TASK INSTRUCTIONS:
Write out each line word for word. Drop pictures.

━━━━━━━━━━

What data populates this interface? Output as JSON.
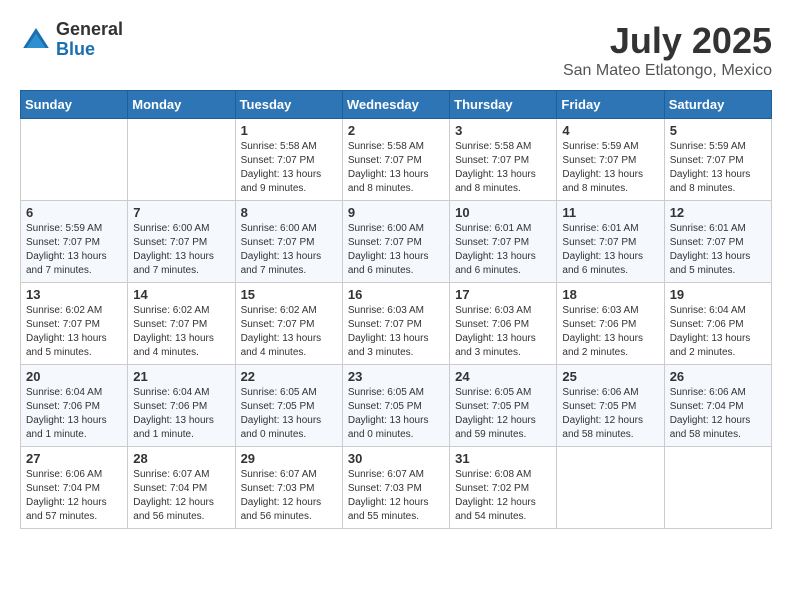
{
  "header": {
    "logo": {
      "general": "General",
      "blue": "Blue"
    },
    "title": "July 2025",
    "location": "San Mateo Etlatongo, Mexico"
  },
  "days_of_week": [
    "Sunday",
    "Monday",
    "Tuesday",
    "Wednesday",
    "Thursday",
    "Friday",
    "Saturday"
  ],
  "weeks": [
    [
      {
        "day": "",
        "info": ""
      },
      {
        "day": "",
        "info": ""
      },
      {
        "day": "1",
        "info": "Sunrise: 5:58 AM\nSunset: 7:07 PM\nDaylight: 13 hours\nand 9 minutes."
      },
      {
        "day": "2",
        "info": "Sunrise: 5:58 AM\nSunset: 7:07 PM\nDaylight: 13 hours\nand 8 minutes."
      },
      {
        "day": "3",
        "info": "Sunrise: 5:58 AM\nSunset: 7:07 PM\nDaylight: 13 hours\nand 8 minutes."
      },
      {
        "day": "4",
        "info": "Sunrise: 5:59 AM\nSunset: 7:07 PM\nDaylight: 13 hours\nand 8 minutes."
      },
      {
        "day": "5",
        "info": "Sunrise: 5:59 AM\nSunset: 7:07 PM\nDaylight: 13 hours\nand 8 minutes."
      }
    ],
    [
      {
        "day": "6",
        "info": "Sunrise: 5:59 AM\nSunset: 7:07 PM\nDaylight: 13 hours\nand 7 minutes."
      },
      {
        "day": "7",
        "info": "Sunrise: 6:00 AM\nSunset: 7:07 PM\nDaylight: 13 hours\nand 7 minutes."
      },
      {
        "day": "8",
        "info": "Sunrise: 6:00 AM\nSunset: 7:07 PM\nDaylight: 13 hours\nand 7 minutes."
      },
      {
        "day": "9",
        "info": "Sunrise: 6:00 AM\nSunset: 7:07 PM\nDaylight: 13 hours\nand 6 minutes."
      },
      {
        "day": "10",
        "info": "Sunrise: 6:01 AM\nSunset: 7:07 PM\nDaylight: 13 hours\nand 6 minutes."
      },
      {
        "day": "11",
        "info": "Sunrise: 6:01 AM\nSunset: 7:07 PM\nDaylight: 13 hours\nand 6 minutes."
      },
      {
        "day": "12",
        "info": "Sunrise: 6:01 AM\nSunset: 7:07 PM\nDaylight: 13 hours\nand 5 minutes."
      }
    ],
    [
      {
        "day": "13",
        "info": "Sunrise: 6:02 AM\nSunset: 7:07 PM\nDaylight: 13 hours\nand 5 minutes."
      },
      {
        "day": "14",
        "info": "Sunrise: 6:02 AM\nSunset: 7:07 PM\nDaylight: 13 hours\nand 4 minutes."
      },
      {
        "day": "15",
        "info": "Sunrise: 6:02 AM\nSunset: 7:07 PM\nDaylight: 13 hours\nand 4 minutes."
      },
      {
        "day": "16",
        "info": "Sunrise: 6:03 AM\nSunset: 7:07 PM\nDaylight: 13 hours\nand 3 minutes."
      },
      {
        "day": "17",
        "info": "Sunrise: 6:03 AM\nSunset: 7:06 PM\nDaylight: 13 hours\nand 3 minutes."
      },
      {
        "day": "18",
        "info": "Sunrise: 6:03 AM\nSunset: 7:06 PM\nDaylight: 13 hours\nand 2 minutes."
      },
      {
        "day": "19",
        "info": "Sunrise: 6:04 AM\nSunset: 7:06 PM\nDaylight: 13 hours\nand 2 minutes."
      }
    ],
    [
      {
        "day": "20",
        "info": "Sunrise: 6:04 AM\nSunset: 7:06 PM\nDaylight: 13 hours\nand 1 minute."
      },
      {
        "day": "21",
        "info": "Sunrise: 6:04 AM\nSunset: 7:06 PM\nDaylight: 13 hours\nand 1 minute."
      },
      {
        "day": "22",
        "info": "Sunrise: 6:05 AM\nSunset: 7:05 PM\nDaylight: 13 hours\nand 0 minutes."
      },
      {
        "day": "23",
        "info": "Sunrise: 6:05 AM\nSunset: 7:05 PM\nDaylight: 13 hours\nand 0 minutes."
      },
      {
        "day": "24",
        "info": "Sunrise: 6:05 AM\nSunset: 7:05 PM\nDaylight: 12 hours\nand 59 minutes."
      },
      {
        "day": "25",
        "info": "Sunrise: 6:06 AM\nSunset: 7:05 PM\nDaylight: 12 hours\nand 58 minutes."
      },
      {
        "day": "26",
        "info": "Sunrise: 6:06 AM\nSunset: 7:04 PM\nDaylight: 12 hours\nand 58 minutes."
      }
    ],
    [
      {
        "day": "27",
        "info": "Sunrise: 6:06 AM\nSunset: 7:04 PM\nDaylight: 12 hours\nand 57 minutes."
      },
      {
        "day": "28",
        "info": "Sunrise: 6:07 AM\nSunset: 7:04 PM\nDaylight: 12 hours\nand 56 minutes."
      },
      {
        "day": "29",
        "info": "Sunrise: 6:07 AM\nSunset: 7:03 PM\nDaylight: 12 hours\nand 56 minutes."
      },
      {
        "day": "30",
        "info": "Sunrise: 6:07 AM\nSunset: 7:03 PM\nDaylight: 12 hours\nand 55 minutes."
      },
      {
        "day": "31",
        "info": "Sunrise: 6:08 AM\nSunset: 7:02 PM\nDaylight: 12 hours\nand 54 minutes."
      },
      {
        "day": "",
        "info": ""
      },
      {
        "day": "",
        "info": ""
      }
    ]
  ]
}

━━━━━━━━━━

RESPONSE FOR THIS EXERCISE:
What data populates this interface? Output as JSON.
{
  "header": {
    "logo": {
      "general": "General",
      "blue": "Blue"
    },
    "title": "July 2025",
    "location": "San Mateo Etlatongo, Mexico"
  },
  "days_of_week": [
    "Sunday",
    "Monday",
    "Tuesday",
    "Wednesday",
    "Thursday",
    "Friday",
    "Saturday"
  ],
  "weeks": [
    [
      {
        "day": "",
        "info": ""
      },
      {
        "day": "",
        "info": ""
      },
      {
        "day": "1",
        "info": "Sunrise: 5:58 AM\nSunset: 7:07 PM\nDaylight: 13 hours\nand 9 minutes."
      },
      {
        "day": "2",
        "info": "Sunrise: 5:58 AM\nSunset: 7:07 PM\nDaylight: 13 hours\nand 8 minutes."
      },
      {
        "day": "3",
        "info": "Sunrise: 5:58 AM\nSunset: 7:07 PM\nDaylight: 13 hours\nand 8 minutes."
      },
      {
        "day": "4",
        "info": "Sunrise: 5:59 AM\nSunset: 7:07 PM\nDaylight: 13 hours\nand 8 minutes."
      },
      {
        "day": "5",
        "info": "Sunrise: 5:59 AM\nSunset: 7:07 PM\nDaylight: 13 hours\nand 8 minutes."
      }
    ],
    [
      {
        "day": "6",
        "info": "Sunrise: 5:59 AM\nSunset: 7:07 PM\nDaylight: 13 hours\nand 7 minutes."
      },
      {
        "day": "7",
        "info": "Sunrise: 6:00 AM\nSunset: 7:07 PM\nDaylight: 13 hours\nand 7 minutes."
      },
      {
        "day": "8",
        "info": "Sunrise: 6:00 AM\nSunset: 7:07 PM\nDaylight: 13 hours\nand 7 minutes."
      },
      {
        "day": "9",
        "info": "Sunrise: 6:00 AM\nSunset: 7:07 PM\nDaylight: 13 hours\nand 6 minutes."
      },
      {
        "day": "10",
        "info": "Sunrise: 6:01 AM\nSunset: 7:07 PM\nDaylight: 13 hours\nand 6 minutes."
      },
      {
        "day": "11",
        "info": "Sunrise: 6:01 AM\nSunset: 7:07 PM\nDaylight: 13 hours\nand 6 minutes."
      },
      {
        "day": "12",
        "info": "Sunrise: 6:01 AM\nSunset: 7:07 PM\nDaylight: 13 hours\nand 5 minutes."
      }
    ],
    [
      {
        "day": "13",
        "info": "Sunrise: 6:02 AM\nSunset: 7:07 PM\nDaylight: 13 hours\nand 5 minutes."
      },
      {
        "day": "14",
        "info": "Sunrise: 6:02 AM\nSunset: 7:07 PM\nDaylight: 13 hours\nand 4 minutes."
      },
      {
        "day": "15",
        "info": "Sunrise: 6:02 AM\nSunset: 7:07 PM\nDaylight: 13 hours\nand 4 minutes."
      },
      {
        "day": "16",
        "info": "Sunrise: 6:03 AM\nSunset: 7:07 PM\nDaylight: 13 hours\nand 3 minutes."
      },
      {
        "day": "17",
        "info": "Sunrise: 6:03 AM\nSunset: 7:06 PM\nDaylight: 13 hours\nand 3 minutes."
      },
      {
        "day": "18",
        "info": "Sunrise: 6:03 AM\nSunset: 7:06 PM\nDaylight: 13 hours\nand 2 minutes."
      },
      {
        "day": "19",
        "info": "Sunrise: 6:04 AM\nSunset: 7:06 PM\nDaylight: 13 hours\nand 2 minutes."
      }
    ],
    [
      {
        "day": "20",
        "info": "Sunrise: 6:04 AM\nSunset: 7:06 PM\nDaylight: 13 hours\nand 1 minute."
      },
      {
        "day": "21",
        "info": "Sunrise: 6:04 AM\nSunset: 7:06 PM\nDaylight: 13 hours\nand 1 minute."
      },
      {
        "day": "22",
        "info": "Sunrise: 6:05 AM\nSunset: 7:05 PM\nDaylight: 13 hours\nand 0 minutes."
      },
      {
        "day": "23",
        "info": "Sunrise: 6:05 AM\nSunset: 7:05 PM\nDaylight: 13 hours\nand 0 minutes."
      },
      {
        "day": "24",
        "info": "Sunrise: 6:05 AM\nSunset: 7:05 PM\nDaylight: 12 hours\nand 59 minutes."
      },
      {
        "day": "25",
        "info": "Sunrise: 6:06 AM\nSunset: 7:05 PM\nDaylight: 12 hours\nand 58 minutes."
      },
      {
        "day": "26",
        "info": "Sunrise: 6:06 AM\nSunset: 7:04 PM\nDaylight: 12 hours\nand 58 minutes."
      }
    ],
    [
      {
        "day": "27",
        "info": "Sunrise: 6:06 AM\nSunset: 7:04 PM\nDaylight: 12 hours\nand 57 minutes."
      },
      {
        "day": "28",
        "info": "Sunrise: 6:07 AM\nSunset: 7:04 PM\nDaylight: 12 hours\nand 56 minutes."
      },
      {
        "day": "29",
        "info": "Sunrise: 6:07 AM\nSunset: 7:03 PM\nDaylight: 12 hours\nand 56 minutes."
      },
      {
        "day": "30",
        "info": "Sunrise: 6:07 AM\nSunset: 7:03 PM\nDaylight: 12 hours\nand 55 minutes."
      },
      {
        "day": "31",
        "info": "Sunrise: 6:08 AM\nSunset: 7:02 PM\nDaylight: 12 hours\nand 54 minutes."
      },
      {
        "day": "",
        "info": ""
      },
      {
        "day": "",
        "info": ""
      }
    ]
  ]
}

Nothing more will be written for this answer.